╔══

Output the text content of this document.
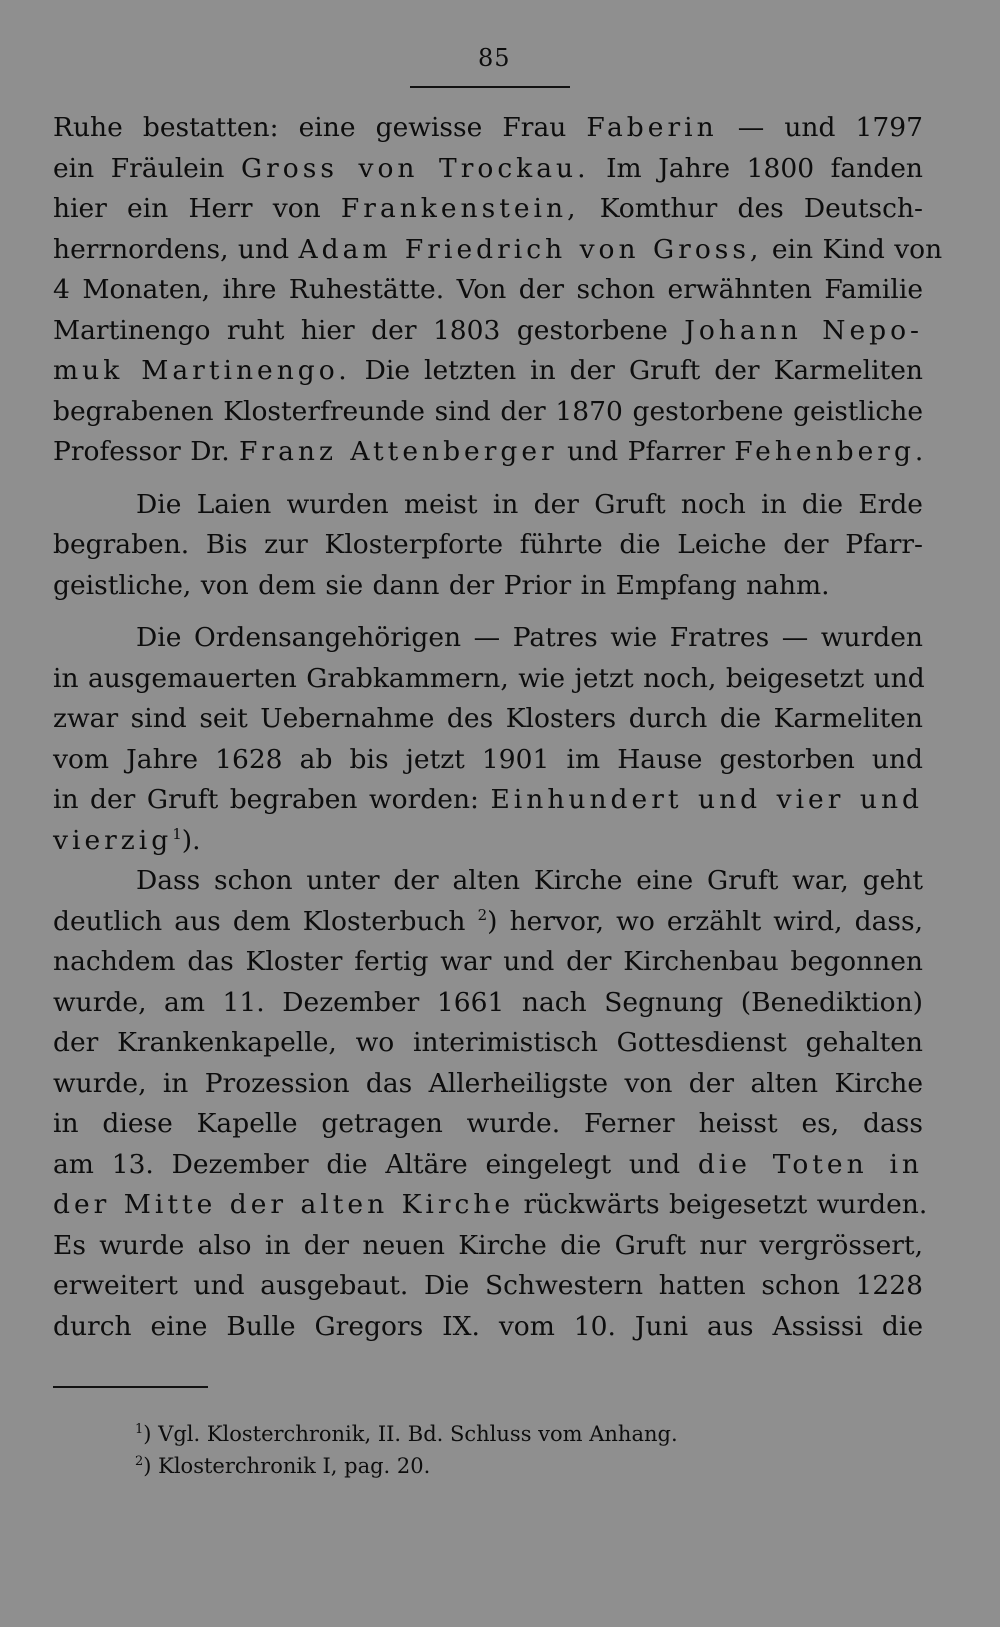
85
Ruhe bestatten: eine gewisse Frau Faberin — und 1797
ein Fräulein Gross von Trockau. Im Jahre 1800 fanden
hier ein Herr von Frankenstein, Komthur des Deutsch-
herrnordens, und Adam Friedrich von Gross, ein Kind von
4 Monaten, ihre Ruhestätte. Von der schon erwähnten Familie
Martinengo ruht hier der 1803 gestorbene Johann Nepo-
muk Martinengo. Die letzten in der Gruft der Karmeliten
begrabenen Klosterfreunde sind der 1870 gestorbene geistliche
Professor Dr. Franz Attenberger und Pfarrer Fehenberg.
Die Laien wurden meist in der Gruft noch in die Erde
begraben. Bis zur Klosterpforte führte die Leiche der Pfarr-
geistliche, von dem sie dann der Prior in Empfang nahm.
Die Ordensangehörigen — Patres wie Fratres — wurden
in ausgemauerten Grabkammern, wie jetzt noch, beigesetzt und
zwar sind seit Uebernahme des Klosters durch die Karmeliten
vom Jahre 1628 ab bis jetzt 1901 im Hause gestorben und
in der Gruft begraben worden: Einhundert und vier und
vierzig$^1$).
Dass schon unter der alten Kirche eine Gruft war, geht
deutlich aus dem Klosterbuch $^2$) hervor, wo erzählt wird, dass,
nachdem das Kloster fertig war und der Kirchenbau begonnen
wurde, am 11. Dezember 1661 nach Segnung (Benediktion)
der Krankenkapelle, wo interimistisch Gottesdienst gehalten
wurde, in Prozession das Allerheiligste von der alten Kirche
in diese Kapelle getragen wurde. Ferner heisst es, dass
am 13. Dezember die Altäre eingelegt und die Toten in
der Mitte der alten Kirche rückwärts beigesetzt wurden.
Es wurde also in der neuen Kirche die Gruft nur vergrössert,
erweitert und ausgebaut. Die Schwestern hatten schon 1228
durch eine Bulle Gregors IX. vom 10. Juni aus Assissi die
$^1$) Vgl. Klosterchronik, II. Bd. Schluss vom Anhang.
$^2$) Klosterchronik I, pag. 20.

╚══

The records above are to be restated exactly, without their pictures.

• [Completed task]
Output the text content of this document.
85
Ruhe bestatten: eine gewisse Frau Faberin — und 1797
ein Fräulein Gross von Trockau. Im Jahre 1800 fanden
hier ein Herr von Frankenstein, Komthur des Deutsch-
herrnordens, und Adam Friedrich von Gross, ein Kind von
4 Monaten, ihre Ruhestätte. Von der schon erwähnten Familie
Martinengo ruht hier der 1803 gestorbene Johann Nepo-
muk Martinengo. Die letzten in der Gruft der Karmeliten
begrabenen Klosterfreunde sind der 1870 gestorbene geistliche
Professor Dr. Franz Attenberger und Pfarrer Fehenberg.
Die Laien wurden meist in der Gruft noch in die Erde
begraben. Bis zur Klosterpforte führte die Leiche der Pfarr-
geistliche, von dem sie dann der Prior in Empfang nahm.
Die Ordensangehörigen — Patres wie Fratres — wurden
in ausgemauerten Grabkammern, wie jetzt noch, beigesetzt und
zwar sind seit Uebernahme des Klosters durch die Karmeliten
vom Jahre 1628 ab bis jetzt 1901 im Hause gestorben und
in der Gruft begraben worden: Einhundert und vier und
vierzig$^1$).
Dass schon unter der alten Kirche eine Gruft war, geht
deutlich aus dem Klosterbuch $^2$) hervor, wo erzählt wird, dass,
nachdem das Kloster fertig war und der Kirchenbau begonnen
wurde, am 11. Dezember 1661 nach Segnung (Benediktion)
der Krankenkapelle, wo interimistisch Gottesdienst gehalten
wurde, in Prozession das Allerheiligste von der alten Kirche
in diese Kapelle getragen wurde. Ferner heisst es, dass
am 13. Dezember die Altäre eingelegt und die Toten in
der Mitte der alten Kirche rückwärts beigesetzt wurden.
Es wurde also in der neuen Kirche die Gruft nur vergrössert,
erweitert und ausgebaut. Die Schwestern hatten schon 1228
durch eine Bulle Gregors IX. vom 10. Juni aus Assissi die
$^1$) Vgl. Klosterchronik, II. Bd. Schluss vom Anhang.
$^2$) Klosterchronik I, pag. 20.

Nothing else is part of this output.